(Entries with figure data)
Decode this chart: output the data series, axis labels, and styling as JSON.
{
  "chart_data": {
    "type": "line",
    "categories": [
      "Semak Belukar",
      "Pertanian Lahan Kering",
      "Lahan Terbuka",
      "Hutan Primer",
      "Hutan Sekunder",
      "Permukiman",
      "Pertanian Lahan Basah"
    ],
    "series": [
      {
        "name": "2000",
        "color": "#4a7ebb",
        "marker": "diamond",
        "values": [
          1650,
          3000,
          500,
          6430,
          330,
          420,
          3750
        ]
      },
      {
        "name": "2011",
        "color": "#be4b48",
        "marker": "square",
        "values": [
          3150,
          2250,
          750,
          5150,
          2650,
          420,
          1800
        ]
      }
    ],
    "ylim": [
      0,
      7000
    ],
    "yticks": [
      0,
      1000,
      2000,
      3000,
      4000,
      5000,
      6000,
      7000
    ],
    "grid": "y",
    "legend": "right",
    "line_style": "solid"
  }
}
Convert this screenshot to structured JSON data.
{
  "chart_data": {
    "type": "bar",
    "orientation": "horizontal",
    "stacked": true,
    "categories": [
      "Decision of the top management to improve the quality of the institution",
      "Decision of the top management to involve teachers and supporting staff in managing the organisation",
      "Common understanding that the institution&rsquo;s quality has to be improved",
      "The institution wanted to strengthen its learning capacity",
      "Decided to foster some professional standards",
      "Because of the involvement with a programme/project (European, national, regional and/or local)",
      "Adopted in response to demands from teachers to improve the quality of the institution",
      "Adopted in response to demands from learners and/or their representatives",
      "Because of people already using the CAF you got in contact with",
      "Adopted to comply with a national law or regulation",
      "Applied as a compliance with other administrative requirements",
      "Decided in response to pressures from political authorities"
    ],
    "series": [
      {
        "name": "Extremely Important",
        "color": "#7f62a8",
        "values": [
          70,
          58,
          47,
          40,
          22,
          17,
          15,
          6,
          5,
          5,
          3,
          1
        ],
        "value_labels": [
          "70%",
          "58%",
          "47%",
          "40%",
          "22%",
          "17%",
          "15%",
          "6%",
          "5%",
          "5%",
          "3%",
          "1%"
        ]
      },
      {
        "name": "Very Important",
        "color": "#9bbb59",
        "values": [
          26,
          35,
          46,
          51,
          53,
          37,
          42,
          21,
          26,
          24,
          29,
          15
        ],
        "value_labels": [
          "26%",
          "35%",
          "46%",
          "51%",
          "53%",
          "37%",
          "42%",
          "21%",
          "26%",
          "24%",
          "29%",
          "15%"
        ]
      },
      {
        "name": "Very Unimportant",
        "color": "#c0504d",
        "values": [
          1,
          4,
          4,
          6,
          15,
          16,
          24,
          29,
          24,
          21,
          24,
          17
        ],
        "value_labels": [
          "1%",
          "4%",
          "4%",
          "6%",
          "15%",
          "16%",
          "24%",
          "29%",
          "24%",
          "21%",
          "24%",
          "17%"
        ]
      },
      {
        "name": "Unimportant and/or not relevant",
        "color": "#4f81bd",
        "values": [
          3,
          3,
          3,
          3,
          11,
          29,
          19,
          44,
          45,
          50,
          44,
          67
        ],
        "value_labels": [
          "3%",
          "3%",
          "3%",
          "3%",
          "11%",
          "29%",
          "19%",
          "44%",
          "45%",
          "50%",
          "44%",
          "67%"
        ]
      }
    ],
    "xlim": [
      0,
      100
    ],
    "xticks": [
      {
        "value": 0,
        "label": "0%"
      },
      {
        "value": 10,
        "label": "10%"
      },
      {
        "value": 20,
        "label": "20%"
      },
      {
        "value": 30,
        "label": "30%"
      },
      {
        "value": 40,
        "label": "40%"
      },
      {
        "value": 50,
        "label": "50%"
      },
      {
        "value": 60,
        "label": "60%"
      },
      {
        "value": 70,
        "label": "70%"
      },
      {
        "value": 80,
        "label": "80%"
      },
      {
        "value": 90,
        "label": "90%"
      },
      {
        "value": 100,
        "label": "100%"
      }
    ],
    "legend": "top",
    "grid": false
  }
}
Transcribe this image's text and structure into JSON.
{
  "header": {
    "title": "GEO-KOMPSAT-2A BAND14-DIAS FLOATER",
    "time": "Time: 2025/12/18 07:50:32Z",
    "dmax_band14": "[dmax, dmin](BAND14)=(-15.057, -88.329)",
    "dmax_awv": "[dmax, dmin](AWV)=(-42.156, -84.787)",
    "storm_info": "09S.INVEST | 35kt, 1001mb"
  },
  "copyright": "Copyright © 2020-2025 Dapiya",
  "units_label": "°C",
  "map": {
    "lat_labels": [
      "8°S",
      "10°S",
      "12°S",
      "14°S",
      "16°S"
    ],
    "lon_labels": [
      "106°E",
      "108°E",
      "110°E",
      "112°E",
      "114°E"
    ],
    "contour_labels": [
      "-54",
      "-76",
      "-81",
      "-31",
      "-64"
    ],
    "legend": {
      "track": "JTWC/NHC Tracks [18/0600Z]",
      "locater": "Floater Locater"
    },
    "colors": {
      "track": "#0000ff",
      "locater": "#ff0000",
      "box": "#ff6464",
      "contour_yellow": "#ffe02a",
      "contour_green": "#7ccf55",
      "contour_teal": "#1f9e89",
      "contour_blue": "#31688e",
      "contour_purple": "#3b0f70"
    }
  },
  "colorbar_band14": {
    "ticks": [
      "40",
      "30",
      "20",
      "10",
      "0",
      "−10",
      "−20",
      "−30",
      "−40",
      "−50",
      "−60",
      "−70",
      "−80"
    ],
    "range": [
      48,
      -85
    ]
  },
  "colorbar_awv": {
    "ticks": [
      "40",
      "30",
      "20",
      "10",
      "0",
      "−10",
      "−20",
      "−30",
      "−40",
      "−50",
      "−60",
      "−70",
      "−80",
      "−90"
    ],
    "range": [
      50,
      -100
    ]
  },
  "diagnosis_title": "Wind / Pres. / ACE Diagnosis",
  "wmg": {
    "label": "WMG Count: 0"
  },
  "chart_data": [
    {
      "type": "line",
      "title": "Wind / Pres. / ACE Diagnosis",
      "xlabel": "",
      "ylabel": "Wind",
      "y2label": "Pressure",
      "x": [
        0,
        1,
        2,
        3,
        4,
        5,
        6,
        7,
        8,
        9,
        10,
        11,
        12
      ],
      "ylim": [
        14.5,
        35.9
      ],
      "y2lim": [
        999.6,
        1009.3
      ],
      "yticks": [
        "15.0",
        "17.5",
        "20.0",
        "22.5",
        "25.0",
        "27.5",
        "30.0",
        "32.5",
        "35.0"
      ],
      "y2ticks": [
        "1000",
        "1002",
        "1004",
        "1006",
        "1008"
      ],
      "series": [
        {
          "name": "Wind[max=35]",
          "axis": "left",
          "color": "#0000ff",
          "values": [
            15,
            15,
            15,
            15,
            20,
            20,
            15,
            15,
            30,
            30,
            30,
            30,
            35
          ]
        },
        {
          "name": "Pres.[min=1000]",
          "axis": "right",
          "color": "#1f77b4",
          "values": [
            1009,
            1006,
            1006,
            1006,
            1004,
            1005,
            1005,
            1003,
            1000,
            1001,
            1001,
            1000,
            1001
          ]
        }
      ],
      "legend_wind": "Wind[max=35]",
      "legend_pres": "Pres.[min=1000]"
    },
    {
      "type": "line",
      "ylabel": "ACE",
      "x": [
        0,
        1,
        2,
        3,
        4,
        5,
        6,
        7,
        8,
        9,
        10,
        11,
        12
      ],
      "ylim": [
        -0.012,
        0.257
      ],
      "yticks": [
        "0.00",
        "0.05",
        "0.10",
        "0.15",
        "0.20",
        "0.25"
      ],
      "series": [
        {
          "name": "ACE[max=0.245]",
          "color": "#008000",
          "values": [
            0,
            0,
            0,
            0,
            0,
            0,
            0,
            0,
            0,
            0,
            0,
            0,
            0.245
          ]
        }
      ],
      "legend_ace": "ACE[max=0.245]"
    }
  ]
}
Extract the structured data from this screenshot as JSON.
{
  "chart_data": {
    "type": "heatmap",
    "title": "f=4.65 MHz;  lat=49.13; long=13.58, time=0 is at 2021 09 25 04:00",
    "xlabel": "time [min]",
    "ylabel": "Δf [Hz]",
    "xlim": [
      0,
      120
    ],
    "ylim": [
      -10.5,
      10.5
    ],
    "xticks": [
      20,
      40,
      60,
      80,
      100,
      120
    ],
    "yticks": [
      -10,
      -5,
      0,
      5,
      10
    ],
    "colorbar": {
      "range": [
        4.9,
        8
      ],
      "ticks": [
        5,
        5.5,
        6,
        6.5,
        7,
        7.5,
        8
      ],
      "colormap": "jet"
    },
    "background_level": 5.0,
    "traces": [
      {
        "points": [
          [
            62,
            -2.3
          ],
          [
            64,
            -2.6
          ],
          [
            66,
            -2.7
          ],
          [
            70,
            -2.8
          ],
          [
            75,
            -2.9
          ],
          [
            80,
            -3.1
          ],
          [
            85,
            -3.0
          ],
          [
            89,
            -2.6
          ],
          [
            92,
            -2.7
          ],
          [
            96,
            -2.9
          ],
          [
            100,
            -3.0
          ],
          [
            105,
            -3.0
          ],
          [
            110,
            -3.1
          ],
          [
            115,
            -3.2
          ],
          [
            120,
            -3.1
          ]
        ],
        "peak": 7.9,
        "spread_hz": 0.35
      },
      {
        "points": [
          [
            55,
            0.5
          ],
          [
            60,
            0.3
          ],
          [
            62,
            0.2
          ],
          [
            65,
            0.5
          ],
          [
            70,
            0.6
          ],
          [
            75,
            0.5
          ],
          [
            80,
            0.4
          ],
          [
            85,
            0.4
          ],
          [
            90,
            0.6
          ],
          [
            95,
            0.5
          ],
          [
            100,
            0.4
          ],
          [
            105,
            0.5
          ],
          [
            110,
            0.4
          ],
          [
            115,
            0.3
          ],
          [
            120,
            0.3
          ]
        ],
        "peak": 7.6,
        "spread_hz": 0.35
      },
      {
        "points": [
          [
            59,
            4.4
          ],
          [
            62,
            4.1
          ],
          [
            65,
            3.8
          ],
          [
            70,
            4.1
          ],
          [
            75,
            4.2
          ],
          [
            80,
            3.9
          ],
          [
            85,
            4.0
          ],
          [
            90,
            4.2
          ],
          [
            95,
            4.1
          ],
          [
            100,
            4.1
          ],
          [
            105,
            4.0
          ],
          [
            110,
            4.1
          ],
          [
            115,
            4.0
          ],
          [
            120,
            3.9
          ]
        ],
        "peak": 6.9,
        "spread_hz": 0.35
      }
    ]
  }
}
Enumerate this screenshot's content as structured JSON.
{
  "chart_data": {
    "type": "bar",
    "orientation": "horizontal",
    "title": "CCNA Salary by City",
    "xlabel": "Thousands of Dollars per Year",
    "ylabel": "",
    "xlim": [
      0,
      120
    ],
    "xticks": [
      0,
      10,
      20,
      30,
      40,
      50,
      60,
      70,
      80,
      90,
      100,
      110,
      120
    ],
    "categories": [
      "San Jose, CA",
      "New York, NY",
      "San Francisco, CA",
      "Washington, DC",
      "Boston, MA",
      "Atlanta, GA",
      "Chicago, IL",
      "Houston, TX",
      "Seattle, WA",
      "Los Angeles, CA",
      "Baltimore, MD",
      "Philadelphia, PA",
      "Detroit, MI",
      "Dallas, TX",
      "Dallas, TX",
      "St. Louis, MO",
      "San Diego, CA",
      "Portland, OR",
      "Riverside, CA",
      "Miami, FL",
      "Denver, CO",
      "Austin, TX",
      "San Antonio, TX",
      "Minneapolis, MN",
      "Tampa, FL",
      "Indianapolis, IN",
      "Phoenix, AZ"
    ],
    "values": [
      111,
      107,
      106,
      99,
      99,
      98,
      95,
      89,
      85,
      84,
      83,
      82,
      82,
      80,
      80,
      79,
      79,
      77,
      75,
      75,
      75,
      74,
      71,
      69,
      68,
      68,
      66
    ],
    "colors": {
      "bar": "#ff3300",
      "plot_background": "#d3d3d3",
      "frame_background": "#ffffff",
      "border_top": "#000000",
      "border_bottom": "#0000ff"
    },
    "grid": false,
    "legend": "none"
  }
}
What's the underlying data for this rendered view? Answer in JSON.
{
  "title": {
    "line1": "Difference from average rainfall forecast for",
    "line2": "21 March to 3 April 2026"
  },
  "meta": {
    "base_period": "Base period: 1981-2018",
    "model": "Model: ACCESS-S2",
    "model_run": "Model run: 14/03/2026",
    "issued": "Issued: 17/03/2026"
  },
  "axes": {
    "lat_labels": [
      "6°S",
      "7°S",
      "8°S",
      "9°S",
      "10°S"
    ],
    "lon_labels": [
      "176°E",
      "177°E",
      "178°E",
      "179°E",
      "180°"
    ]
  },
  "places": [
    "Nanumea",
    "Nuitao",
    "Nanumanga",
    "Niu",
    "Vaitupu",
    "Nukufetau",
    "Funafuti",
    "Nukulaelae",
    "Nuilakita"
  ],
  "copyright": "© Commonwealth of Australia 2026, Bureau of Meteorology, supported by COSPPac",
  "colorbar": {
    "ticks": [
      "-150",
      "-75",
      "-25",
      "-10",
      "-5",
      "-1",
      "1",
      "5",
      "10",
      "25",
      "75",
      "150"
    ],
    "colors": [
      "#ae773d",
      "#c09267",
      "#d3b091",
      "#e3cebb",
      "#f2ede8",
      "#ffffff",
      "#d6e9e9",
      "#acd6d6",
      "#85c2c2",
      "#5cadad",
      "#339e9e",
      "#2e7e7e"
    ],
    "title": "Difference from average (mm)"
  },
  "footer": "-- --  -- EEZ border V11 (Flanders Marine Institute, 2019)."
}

● TASK OBJECTIVE
Filter the records above for "Decided" and copy every matching line.

● THE COMPLETED TASK
      "Decided to foster some professional standards",
      "Decided in response to pressures from political authorities"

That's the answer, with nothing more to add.